GIVEN INSTRUCTION: Images should be left out, and everything else in the listing reproduced exactly.

[Data records]

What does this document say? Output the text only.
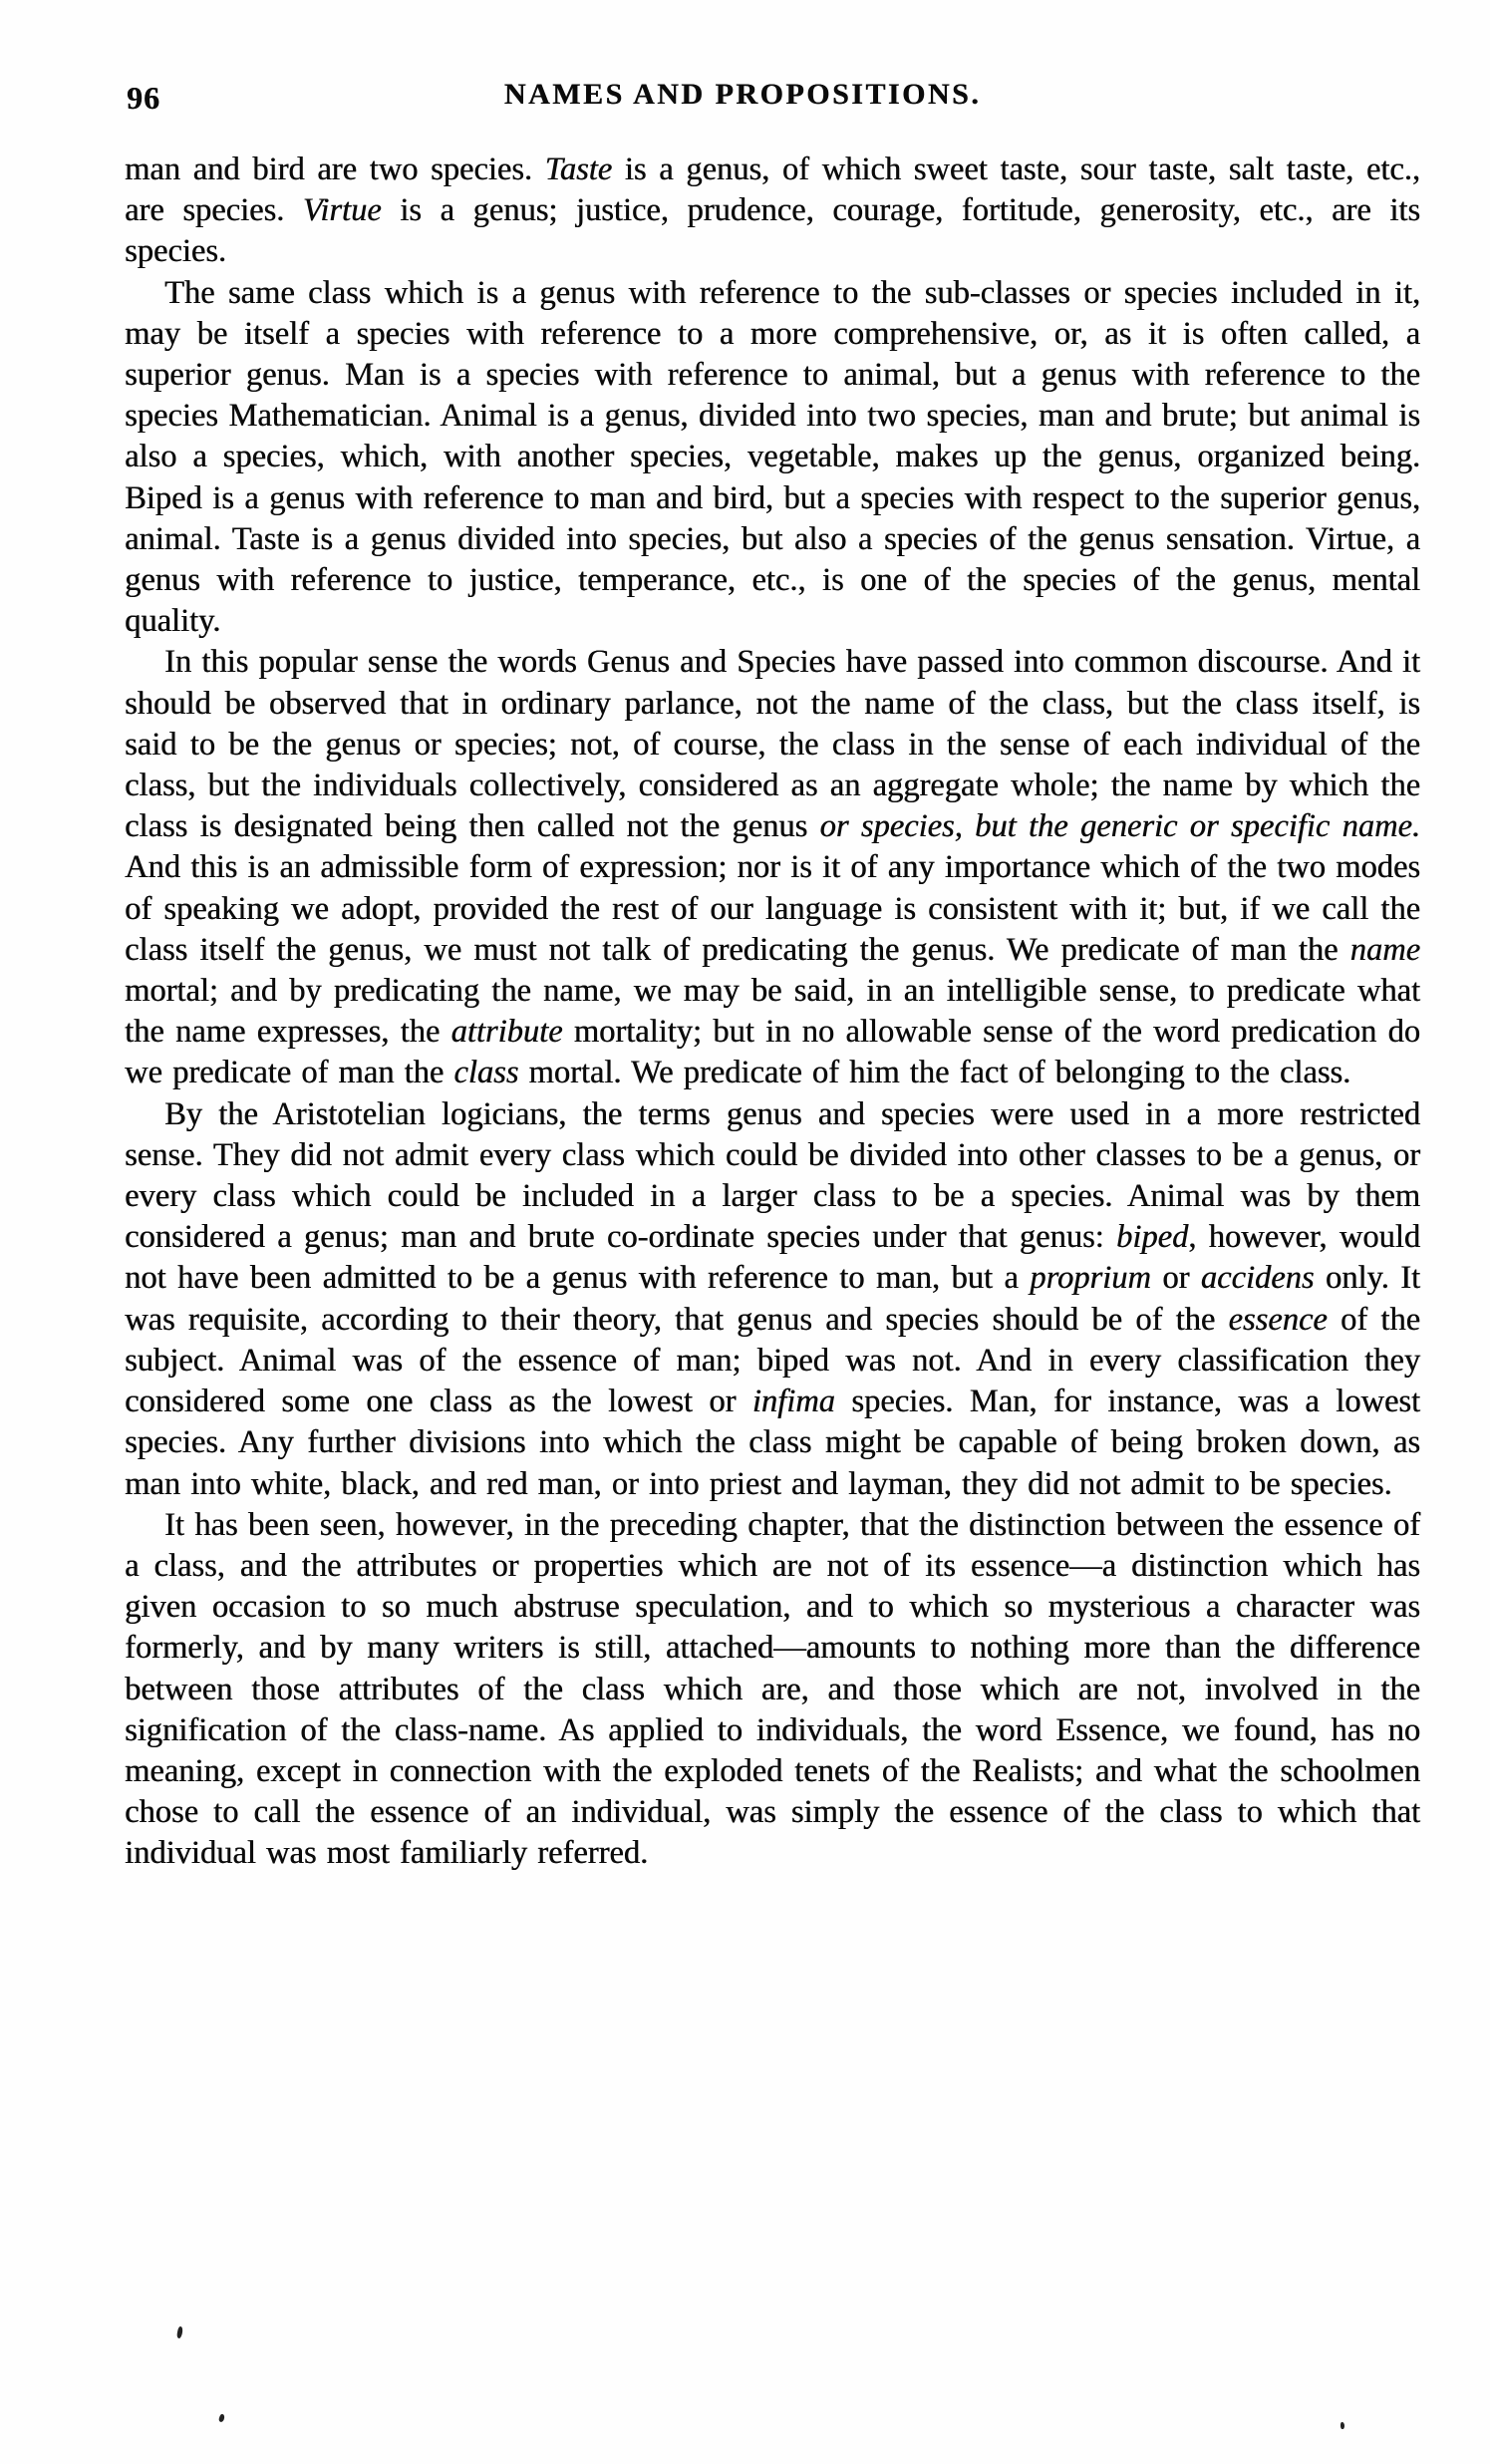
96	NAMES AND PROPOSITIONS.

man and bird are two species. Taste is a genus, of which sweet taste, sour taste, salt taste, etc., are species. Virtue is a genus; justice, prudence, courage, fortitude, generosity, etc., are its species.

The same class which is a genus with reference to the sub-classes or species included in it, may be itself a species with reference to a more comprehensive, or, as it is often called, a superior genus. Man is a species with reference to animal, but a genus with reference to the species Mathematician. Animal is a genus, divided into two species, man and brute; but animal is also a species, which, with another species, vegetable, makes up the genus, organized being. Biped is a genus with reference to man and bird, but a species with respect to the superior genus, animal. Taste is a genus divided into species, but also a species of the genus sensation. Virtue, a genus with reference to justice, temperance, etc., is one of the species of the genus, mental quality.

In this popular sense the words Genus and Species have passed into common discourse. And it should be observed that in ordinary parlance, not the name of the class, but the class itself, is said to be the genus or species; not, of course, the class in the sense of each individual of the class, but the individuals collectively, considered as an aggregate whole; the name by which the class is designated being then called not the genus or species, but the generic or specific name. And this is an admissible form of expression; nor is it of any importance which of the two modes of speaking we adopt, provided the rest of our language is consistent with it; but, if we call the class itself the genus, we must not talk of predicating the genus. We predicate of man the name mortal; and by predicating the name, we may be said, in an intelligible sense, to predicate what the name expresses, the attribute mortality; but in no allowable sense of the word predication do we predicate of man the class mortal. We predicate of him the fact of belonging to the class.

By the Aristotelian logicians, the terms genus and species were used in a more restricted sense. They did not admit every class which could be divided into other classes to be a genus, or every class which could be included in a larger class to be a species. Animal was by them considered a genus; man and brute co-ordinate species under that genus: biped, however, would not have been admitted to be a genus with reference to man, but a proprium or accidens only. It was requisite, according to their theory, that genus and species should be of the essence of the subject. Animal was of the essence of man; biped was not. And in every classification they considered some one class as the lowest or infima species. Man, for instance, was a lowest species. Any further divisions into which the class might be capable of being broken down, as man into white, black, and red man, or into priest and layman, they did not admit to be species.

It has been seen, however, in the preceding chapter, that the distinction between the essence of a class, and the attributes or properties which are not of its essence—a distinction which has given occasion to so much abstruse speculation, and to which so mysterious a character was formerly, and by many writers is still, attached—amounts to nothing more than the difference between those attributes of the class which are, and those which are not, involved in the signification of the class-name. As applied to individuals, the word Essence, we found, has no meaning, except in connection with the exploded tenets of the Realists; and what the schoolmen chose to call the essence of an individual, was simply the essence of the class to which that individual was most familiarly referred.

SOLUTION:
What does this document say? Output the text only.
96	NAMES AND PROPOSITIONS.

man and bird are two species. Taste is a genus, of which sweet taste, sour taste, salt taste, etc., are species. Virtue is a genus; justice, prudence, courage, fortitude, generosity, etc., are its species.

The same class which is a genus with reference to the sub-classes or species included in it, may be itself a species with reference to a more comprehensive, or, as it is often called, a superior genus. Man is a species with reference to animal, but a genus with reference to the species Mathematician. Animal is a genus, divided into two species, man and brute; but animal is also a species, which, with another species, vegetable, makes up the genus, organized being. Biped is a genus with reference to man and bird, but a species with respect to the superior genus, animal. Taste is a genus divided into species, but also a species of the genus sensation. Virtue, a genus with reference to justice, temperance, etc., is one of the species of the genus, mental quality.

In this popular sense the words Genus and Species have passed into common discourse. And it should be observed that in ordinary parlance, not the name of the class, but the class itself, is said to be the genus or species; not, of course, the class in the sense of each individual of the class, but the individuals collectively, considered as an aggregate whole; the name by which the class is designated being then called not the genus or species, but the generic or specific name. And this is an admissible form of expression; nor is it of any importance which of the two modes of speaking we adopt, provided the rest of our language is consistent with it; but, if we call the class itself the genus, we must not talk of predicating the genus. We predicate of man the name mortal; and by predicating the name, we may be said, in an intelligible sense, to predicate what the name expresses, the attribute mortality; but in no allowable sense of the word predication do we predicate of man the class mortal. We predicate of him the fact of belonging to the class.

By the Aristotelian logicians, the terms genus and species were used in a more restricted sense. They did not admit every class which could be divided into other classes to be a genus, or every class which could be included in a larger class to be a species. Animal was by them considered a genus; man and brute co-ordinate species under that genus: biped, however, would not have been admitted to be a genus with reference to man, but a proprium or accidens only. It was requisite, according to their theory, that genus and species should be of the essence of the subject. Animal was of the essence of man; biped was not. And in every classification they considered some one class as the lowest or infima species. Man, for instance, was a lowest species. Any further divisions into which the class might be capable of being broken down, as man into white, black, and red man, or into priest and layman, they did not admit to be species.

It has been seen, however, in the preceding chapter, that the distinction between the essence of a class, and the attributes or properties which are not of its essence—a distinction which has given occasion to so much abstruse speculation, and to which so mysterious a character was formerly, and by many writers is still, attached—amounts to nothing more than the difference between those attributes of the class which are, and those which are not, involved in the signification of the class-name. As applied to individuals, the word Essence, we found, has no meaning, except in connection with the exploded tenets of the Realists; and what the schoolmen chose to call the essence of an individual, was simply the essence of the class to which that individual was most familiarly referred.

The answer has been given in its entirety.